**What needs to be done**. Exactly reproduce each entry, leaving out nothing.
****************************************
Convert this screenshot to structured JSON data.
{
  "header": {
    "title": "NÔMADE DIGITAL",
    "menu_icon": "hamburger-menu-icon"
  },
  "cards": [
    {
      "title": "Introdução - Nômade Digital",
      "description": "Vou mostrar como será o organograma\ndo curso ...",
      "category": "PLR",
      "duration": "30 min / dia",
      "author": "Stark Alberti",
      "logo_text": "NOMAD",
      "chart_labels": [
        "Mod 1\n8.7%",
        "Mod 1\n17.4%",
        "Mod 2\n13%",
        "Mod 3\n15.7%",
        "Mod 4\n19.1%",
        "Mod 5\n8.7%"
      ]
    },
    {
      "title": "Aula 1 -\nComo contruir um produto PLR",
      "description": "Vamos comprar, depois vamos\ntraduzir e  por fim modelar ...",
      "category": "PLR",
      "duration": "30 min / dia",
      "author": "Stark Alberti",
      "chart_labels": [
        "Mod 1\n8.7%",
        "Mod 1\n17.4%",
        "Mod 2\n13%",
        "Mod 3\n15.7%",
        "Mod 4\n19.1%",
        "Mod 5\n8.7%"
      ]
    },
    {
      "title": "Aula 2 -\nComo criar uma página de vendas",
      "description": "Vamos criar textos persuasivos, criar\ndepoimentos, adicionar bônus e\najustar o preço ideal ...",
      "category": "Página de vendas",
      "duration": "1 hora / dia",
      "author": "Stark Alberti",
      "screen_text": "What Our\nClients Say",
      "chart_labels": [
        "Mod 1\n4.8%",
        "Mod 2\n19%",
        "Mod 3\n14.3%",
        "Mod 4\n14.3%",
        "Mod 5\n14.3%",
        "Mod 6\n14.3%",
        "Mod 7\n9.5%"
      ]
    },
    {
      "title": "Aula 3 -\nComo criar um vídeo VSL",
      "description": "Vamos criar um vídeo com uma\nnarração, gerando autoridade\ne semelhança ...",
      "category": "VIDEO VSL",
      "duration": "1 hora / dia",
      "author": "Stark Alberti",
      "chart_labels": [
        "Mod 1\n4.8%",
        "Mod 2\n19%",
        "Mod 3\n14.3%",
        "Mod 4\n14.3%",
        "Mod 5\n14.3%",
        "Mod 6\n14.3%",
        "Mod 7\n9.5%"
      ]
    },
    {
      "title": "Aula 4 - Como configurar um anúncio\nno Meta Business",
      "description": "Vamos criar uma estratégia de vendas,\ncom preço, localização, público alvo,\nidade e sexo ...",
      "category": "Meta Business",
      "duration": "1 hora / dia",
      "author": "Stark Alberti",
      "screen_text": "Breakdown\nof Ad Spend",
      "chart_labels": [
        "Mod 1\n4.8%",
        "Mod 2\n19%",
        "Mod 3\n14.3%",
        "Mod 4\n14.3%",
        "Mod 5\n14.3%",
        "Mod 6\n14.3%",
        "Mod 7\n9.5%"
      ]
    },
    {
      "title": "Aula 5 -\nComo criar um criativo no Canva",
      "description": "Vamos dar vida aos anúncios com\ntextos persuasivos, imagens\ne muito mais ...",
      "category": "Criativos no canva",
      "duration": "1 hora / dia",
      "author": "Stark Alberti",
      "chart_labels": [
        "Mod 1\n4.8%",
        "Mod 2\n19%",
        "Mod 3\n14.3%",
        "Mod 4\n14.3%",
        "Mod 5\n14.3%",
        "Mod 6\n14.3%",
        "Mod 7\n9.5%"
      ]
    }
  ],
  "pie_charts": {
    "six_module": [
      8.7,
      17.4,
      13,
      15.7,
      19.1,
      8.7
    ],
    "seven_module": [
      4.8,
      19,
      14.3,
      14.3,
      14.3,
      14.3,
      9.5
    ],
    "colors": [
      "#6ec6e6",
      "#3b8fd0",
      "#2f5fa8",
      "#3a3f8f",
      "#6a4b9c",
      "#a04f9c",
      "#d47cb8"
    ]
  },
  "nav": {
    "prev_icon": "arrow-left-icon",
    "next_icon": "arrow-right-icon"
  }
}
****************************************
**Written solution**.
Convert this screenshot to structured JSON data.
{
  "header": {
    "title": "NÔMADE DIGITAL",
    "menu_icon": "hamburger-menu-icon"
  },
  "cards": [
    {
      "title": "Introdução - Nômade Digital",
      "description": "Vou mostrar como será o organograma\ndo curso ...",
      "category": "PLR",
      "duration": "30 min / dia",
      "author": "Stark Alberti",
      "logo_text": "NOMAD",
      "chart_labels": [
        "Mod 1\n8.7%",
        "Mod 1\n17.4%",
        "Mod 2\n13%",
        "Mod 3\n15.7%",
        "Mod 4\n19.1%",
        "Mod 5\n8.7%"
      ]
    },
    {
      "title": "Aula 1 -\nComo contruir um produto PLR",
      "description": "Vamos comprar, depois vamos\ntraduzir e  por fim modelar ...",
      "category": "PLR",
      "duration": "30 min / dia",
      "author": "Stark Alberti",
      "chart_labels": [
        "Mod 1\n8.7%",
        "Mod 1\n17.4%",
        "Mod 2\n13%",
        "Mod 3\n15.7%",
        "Mod 4\n19.1%",
        "Mod 5\n8.7%"
      ]
    },
    {
      "title": "Aula 2 -\nComo criar uma página de vendas",
      "description": "Vamos criar textos persuasivos, criar\ndepoimentos, adicionar bônus e\najustar o preço ideal ...",
      "category": "Página de vendas",
      "duration": "1 hora / dia",
      "author": "Stark Alberti",
      "screen_text": "What Our\nClients Say",
      "chart_labels": [
        "Mod 1\n4.8%",
        "Mod 2\n19%",
        "Mod 3\n14.3%",
        "Mod 4\n14.3%",
        "Mod 5\n14.3%",
        "Mod 6\n14.3%",
        "Mod 7\n9.5%"
      ]
    },
    {
      "title": "Aula 3 -\nComo criar um vídeo VSL",
      "description": "Vamos criar um vídeo com uma\nnarração, gerando autoridade\ne semelhança ...",
      "category": "VIDEO VSL",
      "duration": "1 hora / dia",
      "author": "Stark Alberti",
      "chart_labels": [
        "Mod 1\n4.8%",
        "Mod 2\n19%",
        "Mod 3\n14.3%",
        "Mod 4\n14.3%",
        "Mod 5\n14.3%",
        "Mod 6\n14.3%",
        "Mod 7\n9.5%"
      ]
    },
    {
      "title": "Aula 4 - Como configurar um anúncio\nno Meta Business",
      "description": "Vamos criar uma estratégia de vendas,\ncom preço, localização, público alvo,\nidade e sexo ...",
      "category": "Meta Business",
      "duration": "1 hora / dia",
      "author": "Stark Alberti",
      "screen_text": "Breakdown\nof Ad Spend",
      "chart_labels": [
        "Mod 1\n4.8%",
        "Mod 2\n19%",
        "Mod 3\n14.3%",
        "Mod 4\n14.3%",
        "Mod 5\n14.3%",
        "Mod 6\n14.3%",
        "Mod 7\n9.5%"
      ]
    },
    {
      "title": "Aula 5 -\nComo criar um criativo no Canva",
      "description": "Vamos dar vida aos anúncios com\ntextos persuasivos, imagens\ne muito mais ...",
      "category": "Criativos no canva",
      "duration": "1 hora / dia",
      "author": "Stark Alberti",
      "chart_labels": [
        "Mod 1\n4.8%",
        "Mod 2\n19%",
        "Mod 3\n14.3%",
        "Mod 4\n14.3%",
        "Mod 5\n14.3%",
        "Mod 6\n14.3%",
        "Mod 7\n9.5%"
      ]
    }
  ],
  "pie_charts": {
    "six_module": [
      8.7,
      17.4,
      13,
      15.7,
      19.1,
      8.7
    ],
    "seven_module": [
      4.8,
      19,
      14.3,
      14.3,
      14.3,
      14.3,
      9.5
    ],
    "colors": [
      "#6ec6e6",
      "#3b8fd0",
      "#2f5fa8",
      "#3a3f8f",
      "#6a4b9c",
      "#a04f9c",
      "#d47cb8"
    ]
  },
  "nav": {
    "prev_icon": "arrow-left-icon",
    "next_icon": "arrow-right-icon"
  }
}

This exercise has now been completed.